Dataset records

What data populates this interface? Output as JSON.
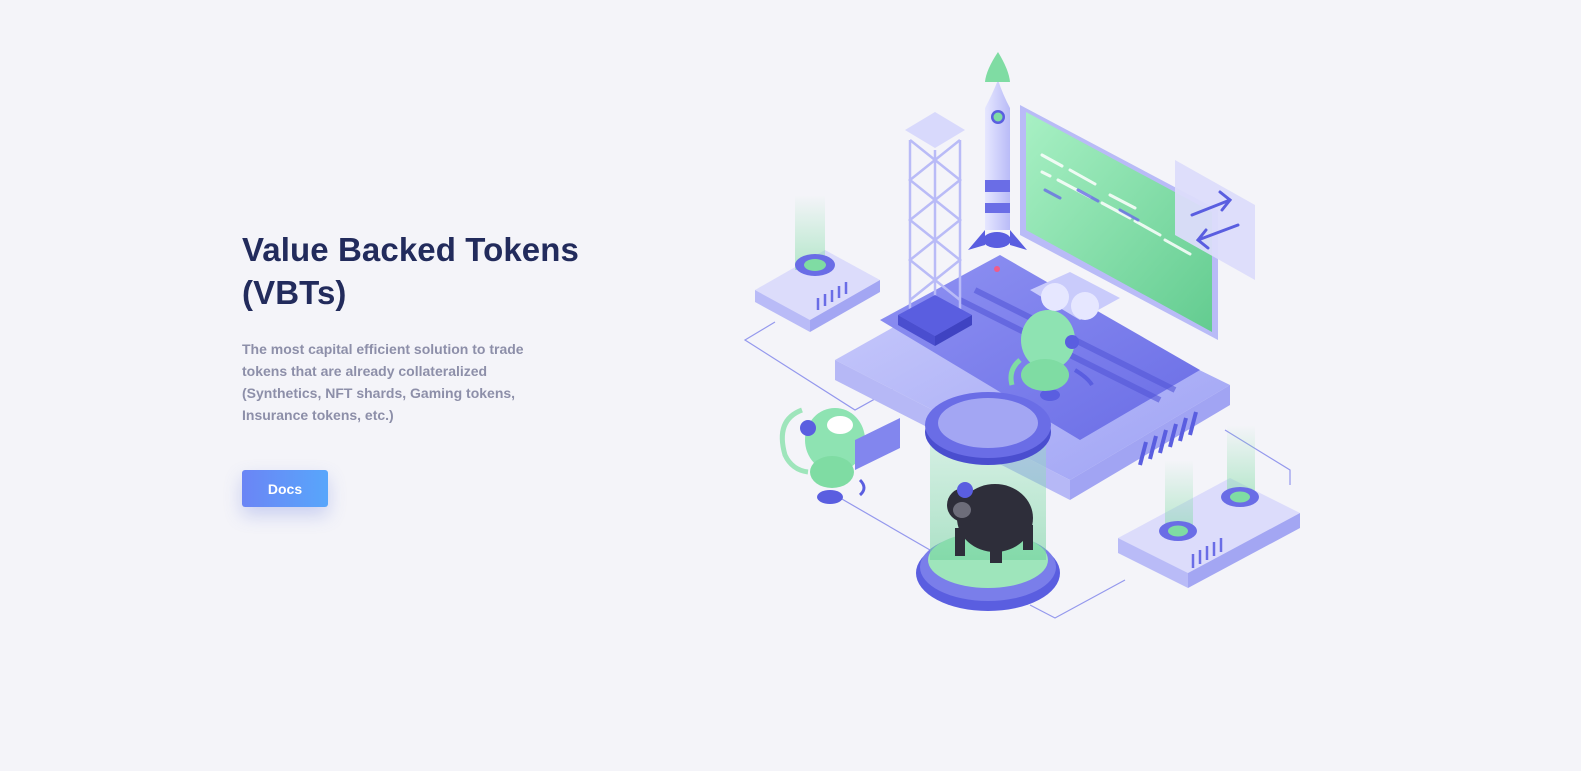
{
  "hero": {
    "title_line1": "Value Backed Tokens",
    "title_line2": "(VBTs)",
    "description": "The most capital efficient solution to trade tokens that are already collateralized (Synthetics, NFT shards, Gaming tokens, Insurance tokens, etc.)",
    "docs_label": "Docs"
  },
  "colors": {
    "background": "#f4f4f9",
    "title": "#222b5c",
    "text_muted": "#8d8fa9",
    "accent_blue": "#6b85f5",
    "accent_green": "#7fdca3",
    "accent_purple": "#5a5ee0"
  },
  "illustration": {
    "alt": "isometric-launchpad-illustration",
    "icons": [
      "rocket-icon",
      "tower-icon",
      "monitor-icon",
      "swap-arrows-icon",
      "robot-icon",
      "gorilla-icon",
      "server-icon"
    ]
  }
}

## [PROMPT]
Write down only how many lines in the listing contain the word "illustration".

## [FULL RESPONSE]
2